> Work instructions: Below are some entries. Output each one exactly as it appears.

────

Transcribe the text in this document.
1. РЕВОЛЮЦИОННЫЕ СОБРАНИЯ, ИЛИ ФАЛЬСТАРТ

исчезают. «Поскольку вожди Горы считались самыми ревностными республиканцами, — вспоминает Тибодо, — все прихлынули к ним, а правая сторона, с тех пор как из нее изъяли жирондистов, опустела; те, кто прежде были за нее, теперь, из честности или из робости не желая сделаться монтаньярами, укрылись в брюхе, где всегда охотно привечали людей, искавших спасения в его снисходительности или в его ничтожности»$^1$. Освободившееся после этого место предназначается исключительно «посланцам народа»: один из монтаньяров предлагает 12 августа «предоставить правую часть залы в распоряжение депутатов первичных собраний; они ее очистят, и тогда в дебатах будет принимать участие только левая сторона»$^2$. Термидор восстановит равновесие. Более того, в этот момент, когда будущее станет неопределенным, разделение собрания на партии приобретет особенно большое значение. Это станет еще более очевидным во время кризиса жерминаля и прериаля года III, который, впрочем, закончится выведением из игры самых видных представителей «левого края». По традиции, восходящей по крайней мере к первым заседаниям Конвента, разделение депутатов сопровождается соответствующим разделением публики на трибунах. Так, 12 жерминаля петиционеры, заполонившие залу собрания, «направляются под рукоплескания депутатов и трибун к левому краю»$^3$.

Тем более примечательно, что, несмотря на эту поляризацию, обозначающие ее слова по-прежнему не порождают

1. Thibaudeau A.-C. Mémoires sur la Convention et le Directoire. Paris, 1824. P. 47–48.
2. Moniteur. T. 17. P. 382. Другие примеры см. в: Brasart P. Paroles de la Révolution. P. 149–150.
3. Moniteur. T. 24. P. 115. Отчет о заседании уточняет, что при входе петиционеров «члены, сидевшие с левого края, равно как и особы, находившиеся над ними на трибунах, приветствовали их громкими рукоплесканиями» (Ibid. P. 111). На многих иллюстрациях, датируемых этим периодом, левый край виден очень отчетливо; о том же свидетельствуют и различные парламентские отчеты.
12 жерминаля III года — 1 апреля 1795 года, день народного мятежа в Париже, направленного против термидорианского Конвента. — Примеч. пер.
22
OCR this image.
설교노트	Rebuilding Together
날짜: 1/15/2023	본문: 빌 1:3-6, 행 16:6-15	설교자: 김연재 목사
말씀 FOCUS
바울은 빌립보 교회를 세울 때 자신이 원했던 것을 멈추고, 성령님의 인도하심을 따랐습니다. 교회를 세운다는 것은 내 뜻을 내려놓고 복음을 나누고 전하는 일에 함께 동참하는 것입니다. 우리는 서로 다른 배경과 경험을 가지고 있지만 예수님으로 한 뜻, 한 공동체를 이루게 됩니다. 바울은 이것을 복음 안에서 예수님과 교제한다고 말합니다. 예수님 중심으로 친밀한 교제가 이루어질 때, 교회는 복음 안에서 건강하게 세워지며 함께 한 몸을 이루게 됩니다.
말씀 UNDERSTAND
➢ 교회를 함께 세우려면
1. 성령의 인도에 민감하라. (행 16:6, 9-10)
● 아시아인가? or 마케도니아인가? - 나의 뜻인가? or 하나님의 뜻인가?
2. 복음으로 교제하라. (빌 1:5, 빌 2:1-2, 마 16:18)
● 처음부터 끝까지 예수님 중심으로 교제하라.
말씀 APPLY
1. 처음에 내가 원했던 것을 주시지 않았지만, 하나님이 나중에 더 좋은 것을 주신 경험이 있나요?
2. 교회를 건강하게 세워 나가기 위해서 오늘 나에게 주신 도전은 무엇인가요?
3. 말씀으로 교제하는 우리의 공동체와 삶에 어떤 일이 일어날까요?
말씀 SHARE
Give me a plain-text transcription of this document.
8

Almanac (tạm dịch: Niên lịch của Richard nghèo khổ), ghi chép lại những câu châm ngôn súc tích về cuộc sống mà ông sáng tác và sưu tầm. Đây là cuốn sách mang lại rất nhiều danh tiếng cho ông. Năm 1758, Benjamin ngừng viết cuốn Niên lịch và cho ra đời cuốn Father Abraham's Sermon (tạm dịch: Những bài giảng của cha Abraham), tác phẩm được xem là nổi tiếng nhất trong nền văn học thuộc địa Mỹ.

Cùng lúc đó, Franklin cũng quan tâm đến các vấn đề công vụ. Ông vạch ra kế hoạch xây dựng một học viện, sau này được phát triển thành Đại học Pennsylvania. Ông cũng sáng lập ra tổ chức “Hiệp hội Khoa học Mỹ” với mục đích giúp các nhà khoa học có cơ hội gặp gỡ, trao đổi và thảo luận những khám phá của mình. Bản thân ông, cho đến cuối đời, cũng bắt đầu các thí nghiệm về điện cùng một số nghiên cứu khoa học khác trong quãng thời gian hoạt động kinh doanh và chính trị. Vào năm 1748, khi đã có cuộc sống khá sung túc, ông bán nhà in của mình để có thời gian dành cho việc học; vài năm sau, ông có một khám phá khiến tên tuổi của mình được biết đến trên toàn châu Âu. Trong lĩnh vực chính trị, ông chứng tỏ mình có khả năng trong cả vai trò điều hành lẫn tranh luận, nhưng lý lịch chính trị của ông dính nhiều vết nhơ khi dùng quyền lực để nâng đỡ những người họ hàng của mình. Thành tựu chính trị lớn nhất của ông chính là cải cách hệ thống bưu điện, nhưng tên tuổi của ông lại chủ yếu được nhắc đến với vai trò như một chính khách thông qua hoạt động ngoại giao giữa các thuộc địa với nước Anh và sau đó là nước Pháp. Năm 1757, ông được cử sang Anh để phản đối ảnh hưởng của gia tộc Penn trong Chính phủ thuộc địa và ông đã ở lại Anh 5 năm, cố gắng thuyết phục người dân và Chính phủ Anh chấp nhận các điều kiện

────

> Output for this task:
Transcribe the text in this document.
1. РЕВОЛЮЦИОННЫЕ СОБРАНИЯ, ИЛИ ФАЛЬСТАРТ

исчезают. «Поскольку вожди Горы считались самыми ревностными республиканцами, — вспоминает Тибодо, — все прихлынули к ним, а правая сторона, с тех пор как из нее изъяли жирондистов, опустела; те, кто прежде были за нее, теперь, из честности или из робости не желая сделаться монтаньярами, укрылись в брюхе, где всегда охотно привечали людей, искавших спасения в его снисходительности или в его ничтожности»$^1$. Освободившееся после этого место предназначается исключительно «посланцам народа»: один из монтаньяров предлагает 12 августа «предоставить правую часть залы в распоряжение депутатов первичных собраний; они ее очистят, и тогда в дебатах будет принимать участие только левая сторона»$^2$. Термидор восстановит равновесие. Более того, в этот момент, когда будущее станет неопределенным, разделение собрания на партии приобретет особенно большое значение. Это станет еще более очевидным во время кризиса жерминаля и прериаля года III, который, впрочем, закончится выведением из игры самых видных представителей «левого края». По традиции, восходящей по крайней мере к первым заседаниям Конвента, разделение депутатов сопровождается соответствующим разделением публики на трибунах. Так, 12 жерминаля петиционеры, заполонившие залу собрания, «направляются под рукоплескания депутатов и трибун к левому краю»$^3$.

Тем более примечательно, что, несмотря на эту поляризацию, обозначающие ее слова по-прежнему не порождают

1. Thibaudeau A.-C. Mémoires sur la Convention et le Directoire. Paris, 1824. P. 47–48.
2. Moniteur. T. 17. P. 382. Другие примеры см. в: Brasart P. Paroles de la Révolution. P. 149–150.
3. Moniteur. T. 24. P. 115. Отчет о заседании уточняет, что при входе петиционеров «члены, сидевшие с левого края, равно как и особы, находившиеся над ними на трибунах, приветствовали их громкими рукоплесканиями» (Ibid. P. 111). На многих иллюстрациях, датируемых этим периодом, левый край виден очень отчетливо; о том же свидетельствуют и различные парламентские отчеты.
12 жерминаля III года — 1 апреля 1795 года, день народного мятежа в Париже, направленного против термидорианского Конвента. — Примеч. пер.
22
OCR this image.
설교노트	Rebuilding Together
날짜: 1/15/2023	본문: 빌 1:3-6, 행 16:6-15	설교자: 김연재 목사
말씀 FOCUS
바울은 빌립보 교회를 세울 때 자신이 원했던 것을 멈추고, 성령님의 인도하심을 따랐습니다. 교회를 세운다는 것은 내 뜻을 내려놓고 복음을 나누고 전하는 일에 함께 동참하는 것입니다. 우리는 서로 다른 배경과 경험을 가지고 있지만 예수님으로 한 뜻, 한 공동체를 이루게 됩니다. 바울은 이것을 복음 안에서 예수님과 교제한다고 말합니다. 예수님 중심으로 친밀한 교제가 이루어질 때, 교회는 복음 안에서 건강하게 세워지며 함께 한 몸을 이루게 됩니다.
말씀 UNDERSTAND
➢ 교회를 함께 세우려면
1. 성령의 인도에 민감하라. (행 16:6, 9-10)
● 아시아인가? or 마케도니아인가? - 나의 뜻인가? or 하나님의 뜻인가?
2. 복음으로 교제하라. (빌 1:5, 빌 2:1-2, 마 16:18)
● 처음부터 끝까지 예수님 중심으로 교제하라.
말씀 APPLY
1. 처음에 내가 원했던 것을 주시지 않았지만, 하나님이 나중에 더 좋은 것을 주신 경험이 있나요?
2. 교회를 건강하게 세워 나가기 위해서 오늘 나에게 주신 도전은 무엇인가요?
3. 말씀으로 교제하는 우리의 공동체와 삶에 어떤 일이 일어날까요?
말씀 SHARE
Give me a plain-text transcription of this document.
8

Almanac (tạm dịch: Niên lịch của Richard nghèo khổ), ghi chép lại những câu châm ngôn súc tích về cuộc sống mà ông sáng tác và sưu tầm. Đây là cuốn sách mang lại rất nhiều danh tiếng cho ông. Năm 1758, Benjamin ngừng viết cuốn Niên lịch và cho ra đời cuốn Father Abraham's Sermon (tạm dịch: Những bài giảng của cha Abraham), tác phẩm được xem là nổi tiếng nhất trong nền văn học thuộc địa Mỹ.

Cùng lúc đó, Franklin cũng quan tâm đến các vấn đề công vụ. Ông vạch ra kế hoạch xây dựng một học viện, sau này được phát triển thành Đại học Pennsylvania. Ông cũng sáng lập ra tổ chức “Hiệp hội Khoa học Mỹ” với mục đích giúp các nhà khoa học có cơ hội gặp gỡ, trao đổi và thảo luận những khám phá của mình. Bản thân ông, cho đến cuối đời, cũng bắt đầu các thí nghiệm về điện cùng một số nghiên cứu khoa học khác trong quãng thời gian hoạt động kinh doanh và chính trị. Vào năm 1748, khi đã có cuộc sống khá sung túc, ông bán nhà in của mình để có thời gian dành cho việc học; vài năm sau, ông có một khám phá khiến tên tuổi của mình được biết đến trên toàn châu Âu. Trong lĩnh vực chính trị, ông chứng tỏ mình có khả năng trong cả vai trò điều hành lẫn tranh luận, nhưng lý lịch chính trị của ông dính nhiều vết nhơ khi dùng quyền lực để nâng đỡ những người họ hàng của mình. Thành tựu chính trị lớn nhất của ông chính là cải cách hệ thống bưu điện, nhưng tên tuổi của ông lại chủ yếu được nhắc đến với vai trò như một chính khách thông qua hoạt động ngoại giao giữa các thuộc địa với nước Anh và sau đó là nước Pháp. Năm 1757, ông được cử sang Anh để phản đối ảnh hưởng của gia tộc Penn trong Chính phủ thuộc địa và ông đã ở lại Anh 5 năm, cố gắng thuyết phục người dân và Chính phủ Anh chấp nhận các điều kiện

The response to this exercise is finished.